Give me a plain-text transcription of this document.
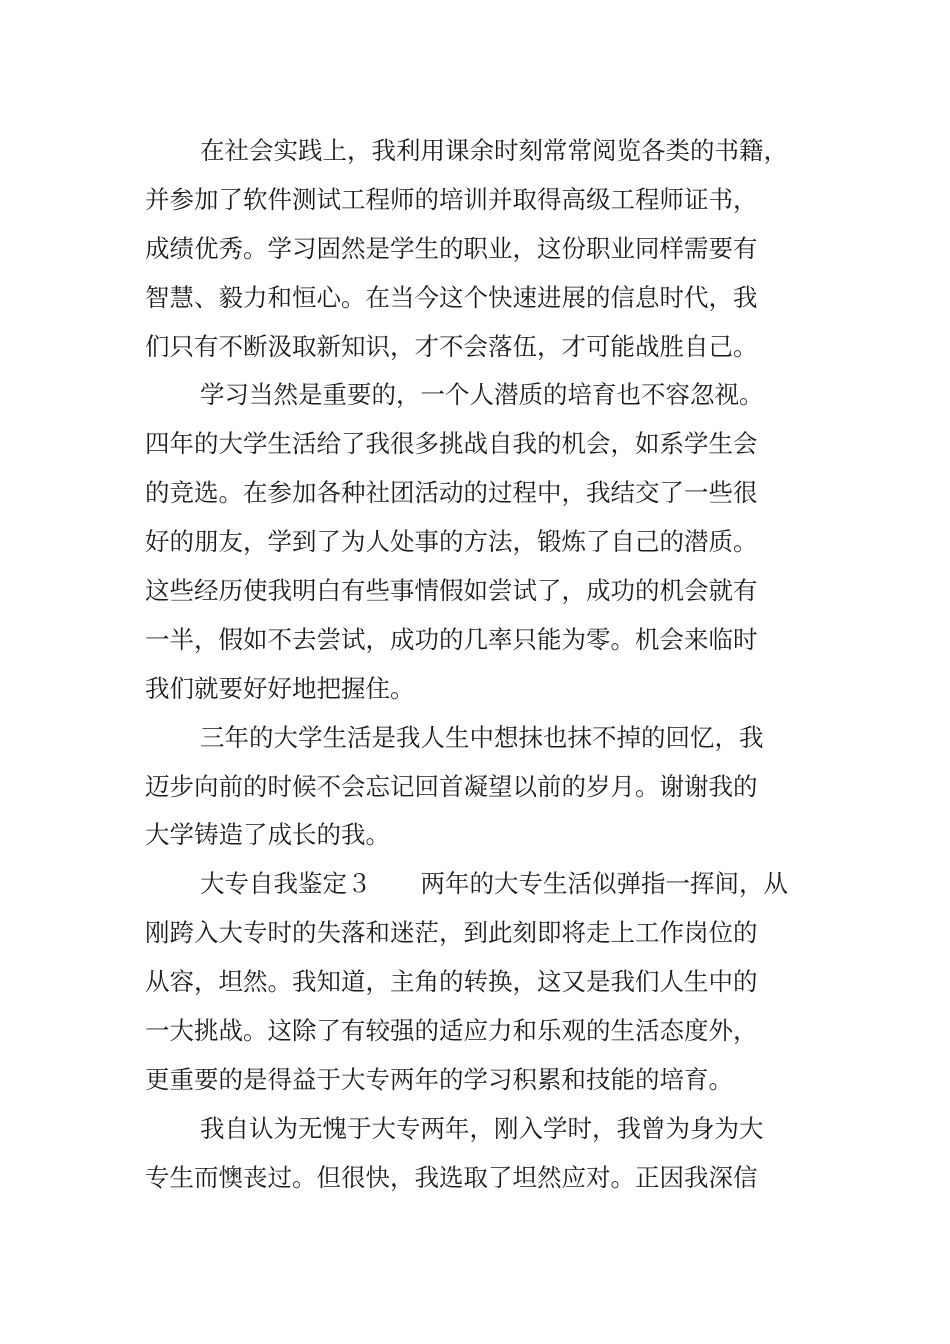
在社会实践上，我利用课余时刻常常阅览各类的书籍，
并参加了软件测试工程师的培训并取得高级工程师证书，
成绩优秀。学习固然是学生的职业，这份职业同样需要有
智慧、毅力和恒心。在当今这个快速进展的信息时代，我
们只有不断汲取新知识，才不会落伍，才可能战胜自己。
学习当然是重要的，一个人潜质的培育也不容忽视。
四年的大学生活给了我很多挑战自我的机会，如系学生会
的竞选。在参加各种社团活动的过程中，我结交了一些很
好的朋友，学到了为人处事的方法，锻炼了自己的潜质。
这些经历使我明白有些事情假如尝试了，成功的机会就有
一半，假如不去尝试，成功的几率只能为零。机会来临时
我们就要好好地把握住。
三年的大学生活是我人生中想抹也抹不掉的回忆，我
迈步向前的时候不会忘记回首凝望以前的岁月。谢谢我的
大学铸造了成长的我。
大专自我鉴定３　　两年的大专生活似弹指一挥间，从
刚跨入大专时的失落和迷茫，到此刻即将走上工作岗位的
从容，坦然。我知道，主角的转换，这又是我们人生中的
一大挑战。这除了有较强的适应力和乐观的生活态度外，
更重要的是得益于大专两年的学习积累和技能的培育。
我自认为无愧于大专两年，刚入学时，我曾为身为大
专生而懊丧过。但很快，我选取了坦然应对。正因我深信
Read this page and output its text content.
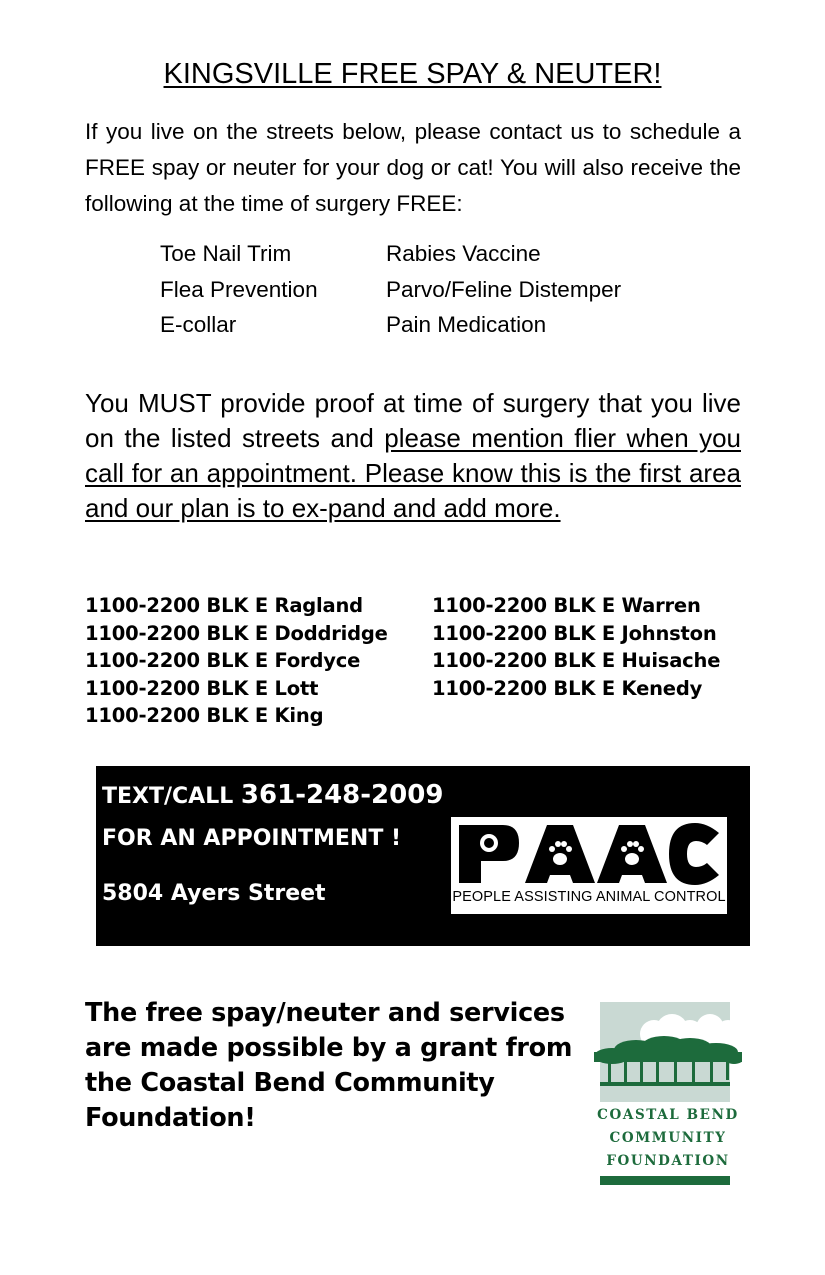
KINGSVILLE FREE SPAY & NEUTER!
If you live on the streets below, please contact us to schedule a FREE spay or neuter for your dog or cat! You will also receive the following at the time of surgery FREE:
Toe Nail Trim	Rabies Vaccine
Flea Prevention	Parvo/Feline Distemper
E-collar	Pain Medication
You MUST provide proof at time of surgery that you live on the listed streets and please mention flier when you call for an appointment. Please know this is the first area and our plan is to ex-pand and add more.
1100-2200 BLK E Ragland	1100-2200 BLK E Warren
1100-2200 BLK E Doddridge	1100-2200 BLK E Johnston
1100-2200 BLK E Fordyce	1100-2200 BLK E Huisache
1100-2200 BLK E Lott	1100-2200 BLK E Kenedy
1100-2200 BLK E King
TEXT/CALL 361-248-2009
FOR AN APPOINTMENT !
5804 Ayers Street	PEOPLE ASSISTING ANIMAL CONTROL
The free spay/neuter and services are made possible by a grant from the Coastal Bend Community Foundation!	COASTAL BEND
COMMUNITY
FOUNDATION
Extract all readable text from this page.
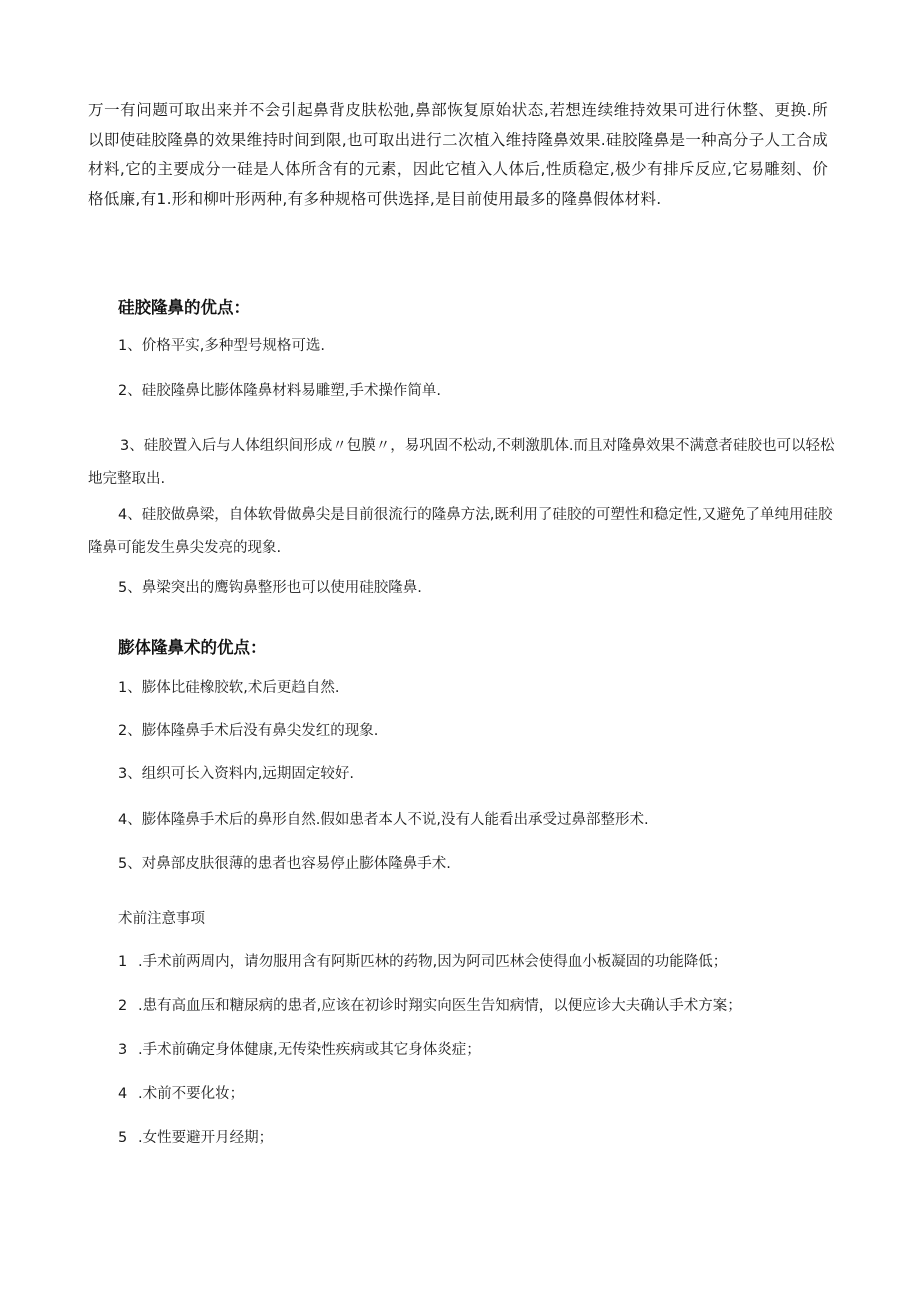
万一有问题可取出来并不会引起鼻背皮肤松弛,鼻部恢复原始状态,若想连续维持效果可进行休整、更换.所以即使硅胶隆鼻的效果维持时间到限,也可取出进行二次植入维持隆鼻效果.硅胶隆鼻是一种高分子人工合成材料,它的主要成分一硅是人体所含有的元素，因此它植入人体后,性质稳定,极少有排斥反应,它易雕刻、价格低廉,有1.形和柳叶形两种,有多种规格可供选择,是目前使用最多的隆鼻假体材料.

硅胶隆鼻的优点：

1、价格平实,多种型号规格可选.

2、硅胶隆鼻比膨体隆鼻材料易雕塑,手术操作简单.

3、硅胶置入后与人体组织间形成〃包膜〃，易巩固不松动,不刺激肌体.而且对隆鼻效果不满意者硅胶也可以轻松地完整取出.

4、硅胶做鼻梁，自体软骨做鼻尖是目前很流行的隆鼻方法,既利用了硅胶的可塑性和稳定性,又避免了单纯用硅胶隆鼻可能发生鼻尖发亮的现象.

5、鼻梁突出的鹰钩鼻整形也可以使用硅胶隆鼻.

膨体隆鼻术的优点：

1、膨体比硅橡胶软,术后更趋自然.

2、膨体隆鼻手术后没有鼻尖发红的现象.

3、组织可长入资料内,远期固定较好.

4、膨体隆鼻手术后的鼻形自然.假如患者本人不说,没有人能看出承受过鼻部整形术.

5、对鼻部皮肤很薄的患者也容易停止膨体隆鼻手术.

术前注意事项

1 .手术前两周内，请勿服用含有阿斯匹林的药物,因为阿司匹林会使得血小板凝固的功能降低；

2 .患有高血压和糖尿病的患者,应该在初诊时翔实向医生告知病情，以便应诊大夫确认手术方案；

3 .手术前确定身体健康,无传染性疾病或其它身体炎症；

4 .术前不要化妆；

5 .女性要避开月经期；
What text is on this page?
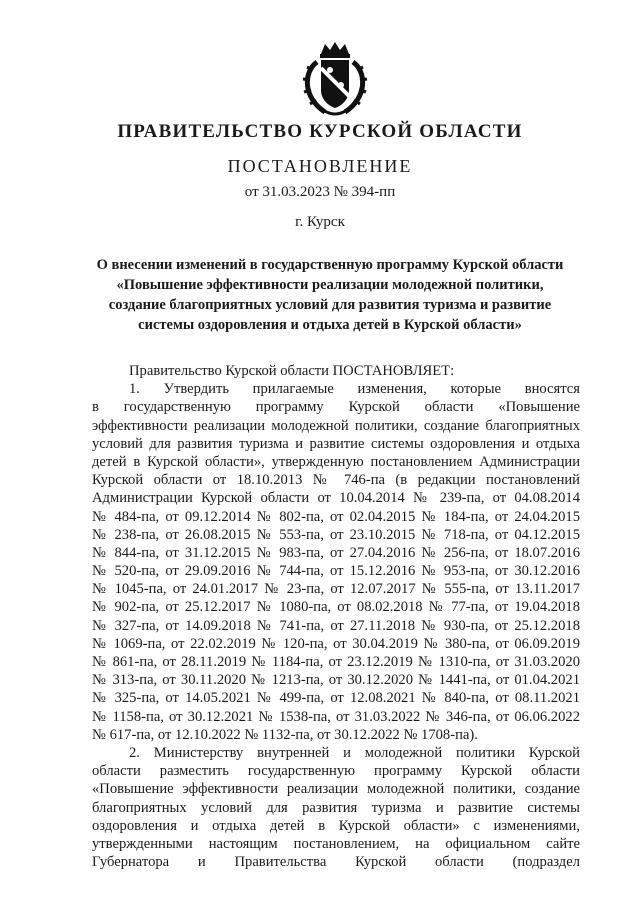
ПРАВИТЕЛЬСТВО КУРСКОЙ ОБЛАСТИ
ПОСТАНОВЛЕНИЕ
от 31.03.2023 № 394-пп
г. Курск
О внесении изменений в государственную программу Курской области
«Повышение эффективности реализации молодежной политики,
создание благоприятных условий для развития туризма и развитие
системы оздоровления и отдыха детей в Курской области»
Правительство Курской области ПОСТАНОВЛЯЕТ:
1. Утвердить прилагаемые изменения, которые вносятся
в государственную программу Курской области «Повышение
эффективности реализации молодежной политики, создание благоприятных
условий для развития туризма и развитие системы оздоровления и отдыха
детей в Курской области», утвержденную постановлением Администрации
Курской области от 18.10.2013 № 746-па (в редакции постановлений
Администрации Курской области от 10.04.2014 № 239-па, от 04.08.2014
№ 484-па, от 09.12.2014 № 802-па, от 02.04.2015 № 184-па, от 24.04.2015
№ 238-па, от 26.08.2015 № 553-па, от 23.10.2015 № 718-па, от 04.12.2015
№ 844-па, от 31.12.2015 № 983-па, от 27.04.2016 № 256-па, от 18.07.2016
№ 520-па, от 29.09.2016 № 744-па, от 15.12.2016 № 953-па, от 30.12.2016
№ 1045-па, от 24.01.2017 № 23-па, от 12.07.2017 № 555-па, от 13.11.2017
№ 902-па, от 25.12.2017 № 1080-па, от 08.02.2018 № 77-па, от 19.04.2018
№ 327-па, от 14.09.2018 № 741-па, от 27.11.2018 № 930-па, от 25.12.2018
№ 1069-па, от 22.02.2019 № 120-па, от 30.04.2019 № 380-па, от 06.09.2019
№ 861-па, от 28.11.2019 № 1184-па, от 23.12.2019 № 1310-па, от 31.03.2020
№ 313-па, от 30.11.2020 № 1213-па, от 30.12.2020 № 1441-па, от 01.04.2021
№ 325-па, от 14.05.2021 № 499-па, от 12.08.2021 № 840-па, от 08.11.2021
№ 1158-па, от 30.12.2021 № 1538-па, от 31.03.2022 № 346-па, от 06.06.2022
№ 617-па, от 12.10.2022 № 1132-па, от 30.12.2022 № 1708-па).
2. Министерству внутренней и молодежной политики Курской
области разместить государственную программу Курской области
«Повышение эффективности реализации молодежной политики, создание
благоприятных условий для развития туризма и развитие системы
оздоровления и отдыха детей в Курской области» с изменениями,
утвержденными настоящим постановлением, на официальном сайте
Губернатора и Правительства Курской области (подраздел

Short task -
Transcribe all of the material exactly, leaving out whatever pictures it contains.

The completed task -
Give me a plain-text transcription of this document.
在社会实践上，我利用课余时刻常常阅览各类的书籍，
并参加了软件测试工程师的培训并取得高级工程师证书，
成绩优秀。学习固然是学生的职业，这份职业同样需要有
智慧、毅力和恒心。在当今这个快速进展的信息时代，我
们只有不断汲取新知识，才不会落伍，才可能战胜自己。
学习当然是重要的，一个人潜质的培育也不容忽视。
四年的大学生活给了我很多挑战自我的机会，如系学生会
的竞选。在参加各种社团活动的过程中，我结交了一些很
好的朋友，学到了为人处事的方法，锻炼了自己的潜质。
这些经历使我明白有些事情假如尝试了，成功的机会就有
一半，假如不去尝试，成功的几率只能为零。机会来临时
我们就要好好地把握住。
三年的大学生活是我人生中想抹也抹不掉的回忆，我
迈步向前的时候不会忘记回首凝望以前的岁月。谢谢我的
大学铸造了成长的我。
大专自我鉴定３　　两年的大专生活似弹指一挥间，从
刚跨入大专时的失落和迷茫，到此刻即将走上工作岗位的
从容，坦然。我知道，主角的转换，这又是我们人生中的
一大挑战。这除了有较强的适应力和乐观的生活态度外，
更重要的是得益于大专两年的学习积累和技能的培育。
我自认为无愧于大专两年，刚入学时，我曾为身为大
专生而懊丧过。但很快，我选取了坦然应对。正因我深信
Read this page and output its text content.
KINGSVILLE FREE SPAY & NEUTER!
If you live on the streets below, please contact us to schedule a FREE spay or neuter for your dog or cat! You will also receive the following at the time of surgery FREE:
Toe Nail Trim	Rabies Vaccine
Flea Prevention	Parvo/Feline Distemper
E-collar	Pain Medication
You MUST provide proof at time of surgery that you live on the listed streets and please mention flier when you call for an appointment. Please know this is the first area and our plan is to ex-pand and add more.
1100-2200 BLK E Ragland	1100-2200 BLK E Warren
1100-2200 BLK E Doddridge	1100-2200 BLK E Johnston
1100-2200 BLK E Fordyce	1100-2200 BLK E Huisache
1100-2200 BLK E Lott	1100-2200 BLK E Kenedy
1100-2200 BLK E King
TEXT/CALL 361-248-2009
FOR AN APPOINTMENT !
5804 Ayers Street	PEOPLE ASSISTING ANIMAL CONTROL
The free spay/neuter and services are made possible by a grant from the Coastal Bend Community Foundation!	COASTAL BEND
COMMUNITY
FOUNDATION
Extract all readable text from this page.
万一有问题可取出来并不会引起鼻背皮肤松弛,鼻部恢复原始状态,若想连续维持效果可进行休整、更换.所以即使硅胶隆鼻的效果维持时间到限,也可取出进行二次植入维持隆鼻效果.硅胶隆鼻是一种高分子人工合成材料,它的主要成分一硅是人体所含有的元素，因此它植入人体后,性质稳定,极少有排斥反应,它易雕刻、价格低廉,有1.形和柳叶形两种,有多种规格可供选择,是目前使用最多的隆鼻假体材料.

硅胶隆鼻的优点：

1、价格平实,多种型号规格可选.

2、硅胶隆鼻比膨体隆鼻材料易雕塑,手术操作简单.

3、硅胶置入后与人体组织间形成〃包膜〃，易巩固不松动,不刺激肌体.而且对隆鼻效果不满意者硅胶也可以轻松地完整取出.

4、硅胶做鼻梁，自体软骨做鼻尖是目前很流行的隆鼻方法,既利用了硅胶的可塑性和稳定性,又避免了单纯用硅胶隆鼻可能发生鼻尖发亮的现象.

5、鼻梁突出的鹰钩鼻整形也可以使用硅胶隆鼻.

膨体隆鼻术的优点：

1、膨体比硅橡胶软,术后更趋自然.

2、膨体隆鼻手术后没有鼻尖发红的现象.

3、组织可长入资料内,远期固定较好.

4、膨体隆鼻手术后的鼻形自然.假如患者本人不说,没有人能看出承受过鼻部整形术.

5、对鼻部皮肤很薄的患者也容易停止膨体隆鼻手术.

术前注意事项

1 .手术前两周内，请勿服用含有阿斯匹林的药物,因为阿司匹林会使得血小板凝固的功能降低；

2 .患有高血压和糖尿病的患者,应该在初诊时翔实向医生告知病情，以便应诊大夫确认手术方案；

3 .手术前确定身体健康,无传染性疾病或其它身体炎症；

4 .术前不要化妆；

5 .女性要避开月经期；
What text is on this page?
ПРАВИТЕЛЬСТВО КУРСКОЙ ОБЛАСТИ
ПОСТАНОВЛЕНИЕ
от 31.03.2023 № 394-пп
г. Курск
О внесении изменений в государственную программу Курской области
«Повышение эффективности реализации молодежной политики,
создание благоприятных условий для развития туризма и развитие
системы оздоровления и отдыха детей в Курской области»
Правительство Курской области ПОСТАНОВЛЯЕТ:
1. Утвердить прилагаемые изменения, которые вносятся
в государственную программу Курской области «Повышение
эффективности реализации молодежной политики, создание благоприятных
условий для развития туризма и развитие системы оздоровления и отдыха
детей в Курской области», утвержденную постановлением Администрации
Курской области от 18.10.2013 № 746-па (в редакции постановлений
Администрации Курской области от 10.04.2014 № 239-па, от 04.08.2014
№ 484-па, от 09.12.2014 № 802-па, от 02.04.2015 № 184-па, от 24.04.2015
№ 238-па, от 26.08.2015 № 553-па, от 23.10.2015 № 718-па, от 04.12.2015
№ 844-па, от 31.12.2015 № 983-па, от 27.04.2016 № 256-па, от 18.07.2016
№ 520-па, от 29.09.2016 № 744-па, от 15.12.2016 № 953-па, от 30.12.2016
№ 1045-па, от 24.01.2017 № 23-па, от 12.07.2017 № 555-па, от 13.11.2017
№ 902-па, от 25.12.2017 № 1080-па, от 08.02.2018 № 77-па, от 19.04.2018
№ 327-па, от 14.09.2018 № 741-па, от 27.11.2018 № 930-па, от 25.12.2018
№ 1069-па, от 22.02.2019 № 120-па, от 30.04.2019 № 380-па, от 06.09.2019
№ 861-па, от 28.11.2019 № 1184-па, от 23.12.2019 № 1310-па, от 31.03.2020
№ 313-па, от 30.11.2020 № 1213-па, от 30.12.2020 № 1441-па, от 01.04.2021
№ 325-па, от 14.05.2021 № 499-па, от 12.08.2021 № 840-па, от 08.11.2021
№ 1158-па, от 30.12.2021 № 1538-па, от 31.03.2022 № 346-па, от 06.06.2022
№ 617-па, от 12.10.2022 № 1132-па, от 30.12.2022 № 1708-па).
2. Министерству внутренней и молодежной политики Курской
области разместить государственную программу Курской области
«Повышение эффективности реализации молодежной политики, создание
благоприятных условий для развития туризма и развитие системы
оздоровления и отдыха детей в Курской области» с изменениями,
утвержденными настоящим постановлением, на официальном сайте
Губернатора и Правительства Курской области (подраздел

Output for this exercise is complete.